### Work to complete
Set down all of the data that follows word for word, without the images.

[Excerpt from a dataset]
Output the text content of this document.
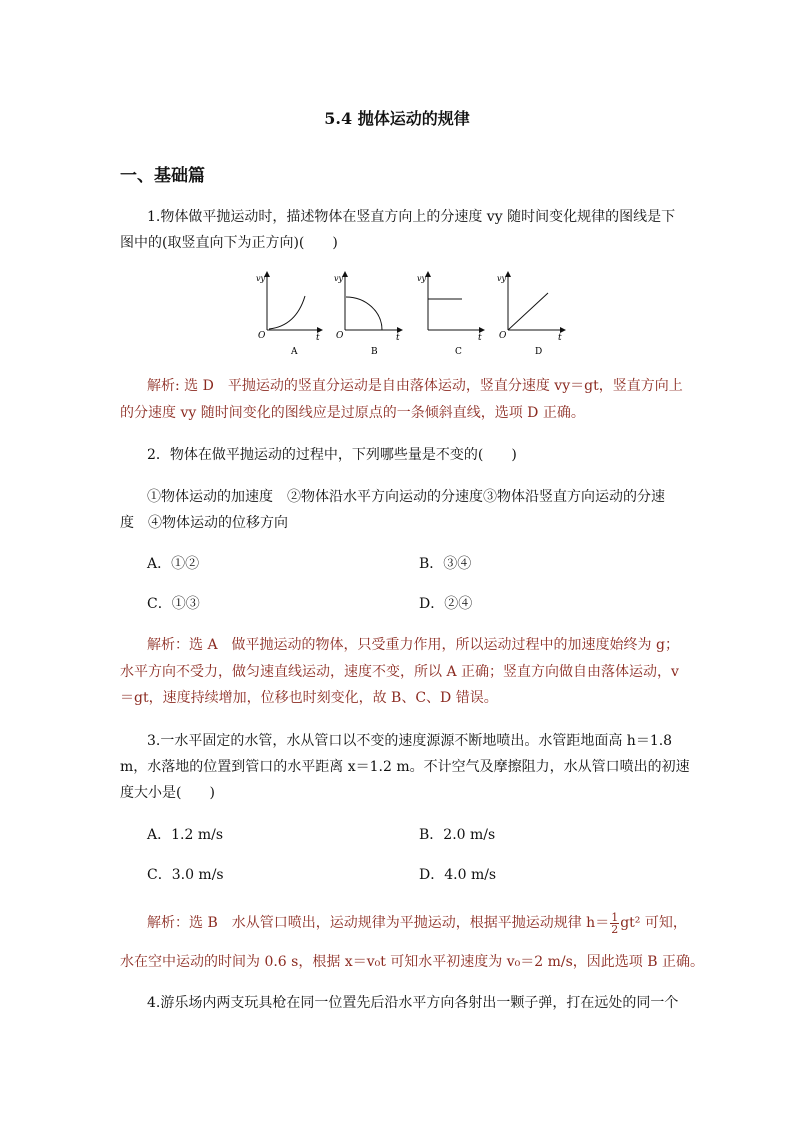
5.4 抛体运动的规律
一、基础篇
1.物体做平抛运动时，描述物体在竖直方向上的分速度 vy 随时间变化规律的图线是下
图中的(取竖直向下为正方向)(　　)
vy
O	t
A
vy
O	t
B
vy
t
C
vy
O	t
D
解析: 选 D　平抛运动的竖直分运动是自由落体运动，竖直分速度 vy＝gt，竖直方向上
的分速度 vy 随时间变化的图线应是过原点的一条倾斜直线，选项 D 正确。
2．物体在做平抛运动的过程中，下列哪些量是不变的(　　)
①物体运动的加速度　②物体沿水平方向运动的分速度③物体沿竖直方向运动的分速
度　④物体运动的位移方向
A．①②	B．③④
C．①③	D．②④
解析：选 A　做平抛运动的物体，只受重力作用，所以运动过程中的加速度始终为 g；
水平方向不受力，做匀速直线运动，速度不变，所以 A 正确；竖直方向做自由落体运动，v
＝gt，速度持续增加，位移也时刻变化，故 B、C、D 错误。
3.一水平固定的水管，水从管口以不变的速度源源不断地喷出。水管距地面高 h＝1.8
m，水落地的位置到管口的水平距离 x＝1.2 m。不计空气及摩擦阻力，水从管口喷出的初速
度大小是(　　)
A．1.2 m/s	B．2.0 m/s
C．3.0 m/s	D．4.0 m/s
解析：选 B　水从管口喷出，运动规律为平抛运动，根据平抛运动规律 $h= \frac{1}{2} gt^2$ 可知，
水在空中运动的时间为 0.6 s，根据 x＝v₀t 可知水平初速度为 v₀＝2 m/s，因此选项 B 正确。
4.游乐场内两支玩具枪在同一位置先后沿水平方向各射出一颗子弹，打在远处的同一个
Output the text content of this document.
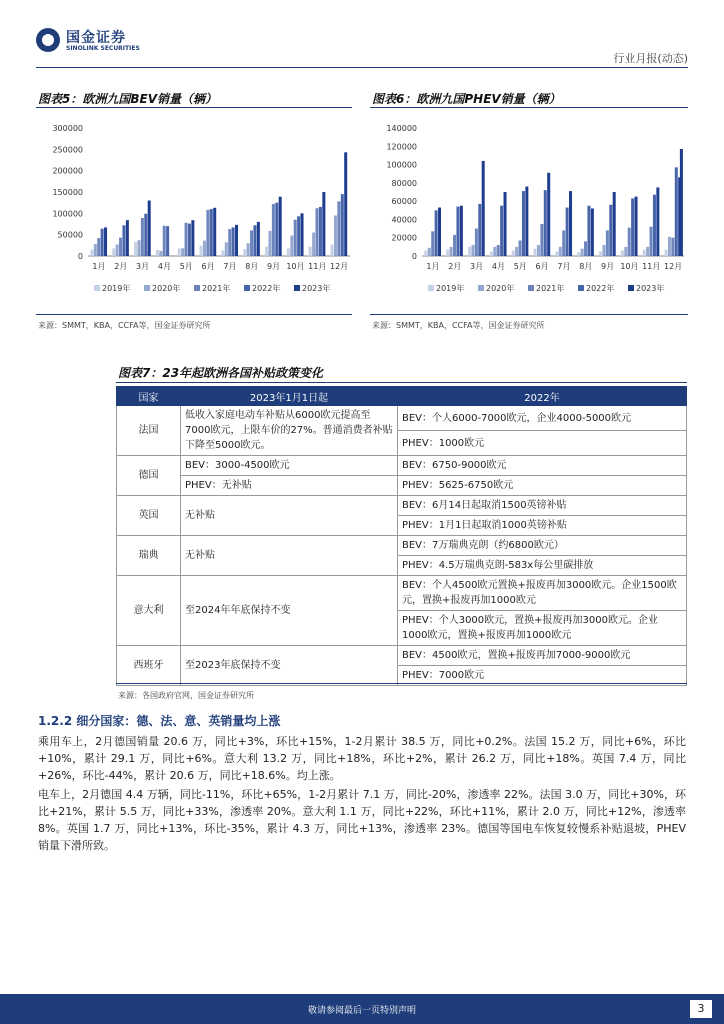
国金证券
SINOLINK SECURITIES
行业月报(动态)
图表5：欧洲九国BEV销量（辆）
0
50000
100000
150000
200000
250000
300000
1月 2月 3月 4月 5月 6月 7月 8月 9月 10月 11月 12月
2019年	2020年	2021年	2022年	2023年
来源：SMMT，KBA，CCFA等，国金证券研究所
图表6：欧洲九国PHEV销量（辆）
0
20000
40000
60000
80000
100000
120000
140000
1月 2月 3月 4月 5月 6月 7月 8月 9月 10月 11月 12月
2019年	2020年	2021年	2022年	2023年
来源：SMMT，KBA，CCFA等，国金证券研究所
图表7：23年起欧洲各国补贴政策变化
国家	2023年1月1日起	2022年
法国	低收入家庭电动车补贴从6000欧元提高至7000欧元，上限车价的27%。普通消费者补贴下降至5000欧元。	BEV：个人6000-7000欧元，企业4000-5000欧元
		PHEV：1000欧元
德国	BEV：3000-4500欧元	BEV：6750-9000欧元
	PHEV：无补贴	PHEV：5625-6750欧元
英国	无补贴	BEV：6月14日起取消1500英镑补贴
		PHEV：1月1日起取消1000英镑补贴
瑞典	无补贴	BEV：7万瑞典克朗（约6800欧元）
		PHEV：4.5万瑞典克朗-583x每公里碳排放
意大利	至2024年年底保持不变	BEV：个人4500欧元置换+报废再加3000欧元。企业1500欧元，置换+报废再加1000欧元
		PHEV：个人3000欧元，置换+报废再加3000欧元。企业1000欧元，置换+报废再加1000欧元
西班牙	至2023年底保持不变	BEV：4500欧元，置换+报废再加7000-9000欧元
		PHEV：7000欧元
来源：各国政府官网，国金证券研究所
1.2.2 细分国家：德、法、意、英销量均上涨
乘用车上，2月德国销量 20.6 万，同比+3%，环比+15%，1-2月累计 38.5 万，同比+0.2%。法国 15.2 万，同比+6%，环比+10%，累计 29.1 万，同比+6%。意大利 13.2 万，同比+18%，环比+2%，累计 26.2 万，同比+18%。英国 7.4 万，同比+26%，环比-44%，累计 20.6 万，同比+18.6%。均上涨。
电车上，2月德国 4.4 万辆，同比-11%，环比+65%，1-2月累计 7.1 万，同比-20%，渗透率 22%。法国 3.0 万，同比+30%，环比+21%，累计 5.5 万，同比+33%，渗透率 20%。意大利 1.1 万，同比+22%，环比+11%，累计 2.0 万，同比+12%，渗透率 8%。英国 1.7 万，同比+13%，环比-35%，累计 4.3 万，同比+13%，渗透率 23%。德国等国电车恢复较慢系补贴退坡，PHEV 销量下滑所致。
敬请参阅最后一页特别声明	3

### Final answer
Output the text content of this document.
5.4 抛体运动的规律
一、基础篇
1.物体做平抛运动时，描述物体在竖直方向上的分速度 vy 随时间变化规律的图线是下
图中的(取竖直向下为正方向)(　　)
vy
O	t
A
vy
O	t
B
vy
t
C
vy
O	t
D
解析: 选 D　平抛运动的竖直分运动是自由落体运动，竖直分速度 vy＝gt，竖直方向上
的分速度 vy 随时间变化的图线应是过原点的一条倾斜直线，选项 D 正确。
2．物体在做平抛运动的过程中，下列哪些量是不变的(　　)
①物体运动的加速度　②物体沿水平方向运动的分速度③物体沿竖直方向运动的分速
度　④物体运动的位移方向
A．①②	B．③④
C．①③	D．②④
解析：选 A　做平抛运动的物体，只受重力作用，所以运动过程中的加速度始终为 g；
水平方向不受力，做匀速直线运动，速度不变，所以 A 正确；竖直方向做自由落体运动，v
＝gt，速度持续增加，位移也时刻变化，故 B、C、D 错误。
3.一水平固定的水管，水从管口以不变的速度源源不断地喷出。水管距地面高 h＝1.8
m，水落地的位置到管口的水平距离 x＝1.2 m。不计空气及摩擦阻力，水从管口喷出的初速
度大小是(　　)
A．1.2 m/s	B．2.0 m/s
C．3.0 m/s	D．4.0 m/s
解析：选 B　水从管口喷出，运动规律为平抛运动，根据平抛运动规律 $h= \frac{1}{2} gt^2$ 可知，
水在空中运动的时间为 0.6 s，根据 x＝v₀t 可知水平初速度为 v₀＝2 m/s，因此选项 B 正确。
4.游乐场内两支玩具枪在同一位置先后沿水平方向各射出一颗子弹，打在远处的同一个
Output the text content of this document.
国金证券
SINOLINK SECURITIES
行业月报(动态)
图表5：欧洲九国BEV销量（辆）
0
50000
100000
150000
200000
250000
300000
1月 2月 3月 4月 5月 6月 7月 8月 9月 10月 11月 12月
2019年	2020年	2021年	2022年	2023年
来源：SMMT，KBA，CCFA等，国金证券研究所
图表6：欧洲九国PHEV销量（辆）
0
20000
40000
60000
80000
100000
120000
140000
1月 2月 3月 4月 5月 6月 7月 8月 9月 10月 11月 12月
2019年	2020年	2021年	2022年	2023年
来源：SMMT，KBA，CCFA等，国金证券研究所
图表7：23年起欧洲各国补贴政策变化
国家	2023年1月1日起	2022年
法国	低收入家庭电动车补贴从6000欧元提高至7000欧元，上限车价的27%。普通消费者补贴下降至5000欧元。	BEV：个人6000-7000欧元，企业4000-5000欧元
		PHEV：1000欧元
德国	BEV：3000-4500欧元	BEV：6750-9000欧元
	PHEV：无补贴	PHEV：5625-6750欧元
英国	无补贴	BEV：6月14日起取消1500英镑补贴
		PHEV：1月1日起取消1000英镑补贴
瑞典	无补贴	BEV：7万瑞典克朗（约6800欧元）
		PHEV：4.5万瑞典克朗-583x每公里碳排放
意大利	至2024年年底保持不变	BEV：个人4500欧元置换+报废再加3000欧元。企业1500欧元，置换+报废再加1000欧元
		PHEV：个人3000欧元，置换+报废再加3000欧元。企业1000欧元，置换+报废再加1000欧元
西班牙	至2023年底保持不变	BEV：4500欧元，置换+报废再加7000-9000欧元
		PHEV：7000欧元
来源：各国政府官网，国金证券研究所
1.2.2 细分国家：德、法、意、英销量均上涨
乘用车上，2月德国销量 20.6 万，同比+3%，环比+15%，1-2月累计 38.5 万，同比+0.2%。法国 15.2 万，同比+6%，环比+10%，累计 29.1 万，同比+6%。意大利 13.2 万，同比+18%，环比+2%，累计 26.2 万，同比+18%。英国 7.4 万，同比+26%，环比-44%，累计 20.6 万，同比+18.6%。均上涨。
电车上，2月德国 4.4 万辆，同比-11%，环比+65%，1-2月累计 7.1 万，同比-20%，渗透率 22%。法国 3.0 万，同比+30%，环比+21%，累计 5.5 万，同比+33%，渗透率 20%。意大利 1.1 万，同比+22%，环比+11%，累计 2.0 万，同比+12%，渗透率 8%。英国 1.7 万，同比+13%，环比-35%，累计 4.3 万，同比+13%，渗透率 23%。德国等国电车恢复较慢系补贴退坡，PHEV 销量下滑所致。
敬请参阅最后一页特别声明	3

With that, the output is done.